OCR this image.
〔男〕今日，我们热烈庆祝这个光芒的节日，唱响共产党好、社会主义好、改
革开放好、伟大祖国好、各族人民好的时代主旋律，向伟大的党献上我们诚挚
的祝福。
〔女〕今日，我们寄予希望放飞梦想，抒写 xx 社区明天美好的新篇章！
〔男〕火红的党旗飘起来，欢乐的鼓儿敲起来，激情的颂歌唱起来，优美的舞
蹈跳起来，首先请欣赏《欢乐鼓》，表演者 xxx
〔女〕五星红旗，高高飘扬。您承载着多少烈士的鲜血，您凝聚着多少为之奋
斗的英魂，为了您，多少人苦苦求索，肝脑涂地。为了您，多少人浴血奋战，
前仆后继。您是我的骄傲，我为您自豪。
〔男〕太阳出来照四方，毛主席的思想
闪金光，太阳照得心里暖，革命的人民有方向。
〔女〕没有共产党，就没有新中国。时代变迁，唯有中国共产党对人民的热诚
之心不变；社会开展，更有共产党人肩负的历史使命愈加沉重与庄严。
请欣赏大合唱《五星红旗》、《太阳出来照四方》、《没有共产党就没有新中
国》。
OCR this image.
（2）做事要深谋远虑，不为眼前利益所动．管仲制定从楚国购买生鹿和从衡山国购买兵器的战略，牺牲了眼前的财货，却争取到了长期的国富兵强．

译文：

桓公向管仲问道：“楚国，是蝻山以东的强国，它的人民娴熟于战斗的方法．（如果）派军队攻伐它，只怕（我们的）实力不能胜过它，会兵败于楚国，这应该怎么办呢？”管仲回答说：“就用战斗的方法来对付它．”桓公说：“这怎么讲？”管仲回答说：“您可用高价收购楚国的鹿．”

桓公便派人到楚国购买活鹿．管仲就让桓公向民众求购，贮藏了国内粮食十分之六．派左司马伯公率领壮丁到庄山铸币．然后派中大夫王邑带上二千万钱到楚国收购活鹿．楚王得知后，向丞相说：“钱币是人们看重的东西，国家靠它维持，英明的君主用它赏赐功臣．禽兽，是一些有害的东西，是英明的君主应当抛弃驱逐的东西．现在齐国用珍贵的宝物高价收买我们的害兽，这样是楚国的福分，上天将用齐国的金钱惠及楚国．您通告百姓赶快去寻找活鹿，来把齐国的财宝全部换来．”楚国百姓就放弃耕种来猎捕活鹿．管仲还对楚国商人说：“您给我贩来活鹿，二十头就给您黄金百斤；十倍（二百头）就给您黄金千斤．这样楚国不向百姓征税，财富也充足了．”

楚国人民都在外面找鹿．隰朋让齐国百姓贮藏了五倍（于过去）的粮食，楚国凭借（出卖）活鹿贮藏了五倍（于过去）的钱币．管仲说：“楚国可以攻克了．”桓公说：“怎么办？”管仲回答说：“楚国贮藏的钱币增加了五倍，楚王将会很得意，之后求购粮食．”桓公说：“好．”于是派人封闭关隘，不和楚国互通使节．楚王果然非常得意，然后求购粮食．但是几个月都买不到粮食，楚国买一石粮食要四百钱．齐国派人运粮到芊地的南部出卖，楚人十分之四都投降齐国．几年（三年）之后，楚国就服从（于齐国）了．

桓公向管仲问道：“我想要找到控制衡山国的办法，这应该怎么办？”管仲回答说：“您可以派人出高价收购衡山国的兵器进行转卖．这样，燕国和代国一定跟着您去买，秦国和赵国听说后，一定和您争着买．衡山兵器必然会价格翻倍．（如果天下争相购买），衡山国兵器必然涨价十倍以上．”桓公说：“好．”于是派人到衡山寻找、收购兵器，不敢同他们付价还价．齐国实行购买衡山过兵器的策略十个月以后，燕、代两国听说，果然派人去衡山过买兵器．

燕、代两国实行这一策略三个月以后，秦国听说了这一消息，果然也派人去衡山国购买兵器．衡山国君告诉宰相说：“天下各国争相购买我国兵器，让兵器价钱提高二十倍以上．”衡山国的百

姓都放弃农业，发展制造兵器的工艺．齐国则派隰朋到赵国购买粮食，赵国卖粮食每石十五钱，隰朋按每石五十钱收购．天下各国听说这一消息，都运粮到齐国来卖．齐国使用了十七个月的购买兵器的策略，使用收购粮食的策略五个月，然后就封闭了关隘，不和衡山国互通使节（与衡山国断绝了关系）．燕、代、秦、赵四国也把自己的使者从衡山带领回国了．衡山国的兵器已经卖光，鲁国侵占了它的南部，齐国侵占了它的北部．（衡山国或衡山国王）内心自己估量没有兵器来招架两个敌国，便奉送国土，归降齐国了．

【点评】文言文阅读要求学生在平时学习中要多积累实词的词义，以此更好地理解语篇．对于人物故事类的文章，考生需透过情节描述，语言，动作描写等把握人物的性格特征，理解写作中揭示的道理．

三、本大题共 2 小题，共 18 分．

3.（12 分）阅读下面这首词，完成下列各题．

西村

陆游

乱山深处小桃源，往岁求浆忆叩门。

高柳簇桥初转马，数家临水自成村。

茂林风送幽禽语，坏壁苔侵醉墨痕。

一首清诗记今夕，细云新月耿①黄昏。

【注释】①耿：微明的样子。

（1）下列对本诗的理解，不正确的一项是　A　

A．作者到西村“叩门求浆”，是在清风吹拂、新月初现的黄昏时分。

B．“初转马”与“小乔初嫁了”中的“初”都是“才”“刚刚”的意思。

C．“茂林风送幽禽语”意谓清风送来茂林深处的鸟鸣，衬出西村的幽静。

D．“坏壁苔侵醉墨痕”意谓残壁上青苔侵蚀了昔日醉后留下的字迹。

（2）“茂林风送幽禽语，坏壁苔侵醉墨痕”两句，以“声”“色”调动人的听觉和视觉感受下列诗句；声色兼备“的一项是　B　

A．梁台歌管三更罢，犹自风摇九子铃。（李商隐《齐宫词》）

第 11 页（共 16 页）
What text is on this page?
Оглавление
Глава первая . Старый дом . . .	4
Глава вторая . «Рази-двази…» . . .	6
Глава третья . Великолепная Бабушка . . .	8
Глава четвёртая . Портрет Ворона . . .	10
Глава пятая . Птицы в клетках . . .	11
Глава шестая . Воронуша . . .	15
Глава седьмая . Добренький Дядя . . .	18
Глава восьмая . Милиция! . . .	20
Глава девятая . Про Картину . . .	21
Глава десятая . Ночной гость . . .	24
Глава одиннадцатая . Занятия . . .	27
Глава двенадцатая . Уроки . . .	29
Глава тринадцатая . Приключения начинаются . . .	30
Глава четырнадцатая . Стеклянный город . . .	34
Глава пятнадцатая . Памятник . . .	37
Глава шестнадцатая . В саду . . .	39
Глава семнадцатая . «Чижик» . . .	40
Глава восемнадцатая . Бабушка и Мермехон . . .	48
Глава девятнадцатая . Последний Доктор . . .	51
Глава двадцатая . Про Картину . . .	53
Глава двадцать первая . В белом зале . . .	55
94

» **WHAT THE EXERCISE ASKS**: Only lines with the word "太阳出来照四方" are wanted, so copy each one from the records.

» **ANSWER BELOW**:
〔男〕太阳出来照四方，毛主席的思想
请欣赏大合唱《五星红旗》、《太阳出来照四方》、《没有共产党就没有新中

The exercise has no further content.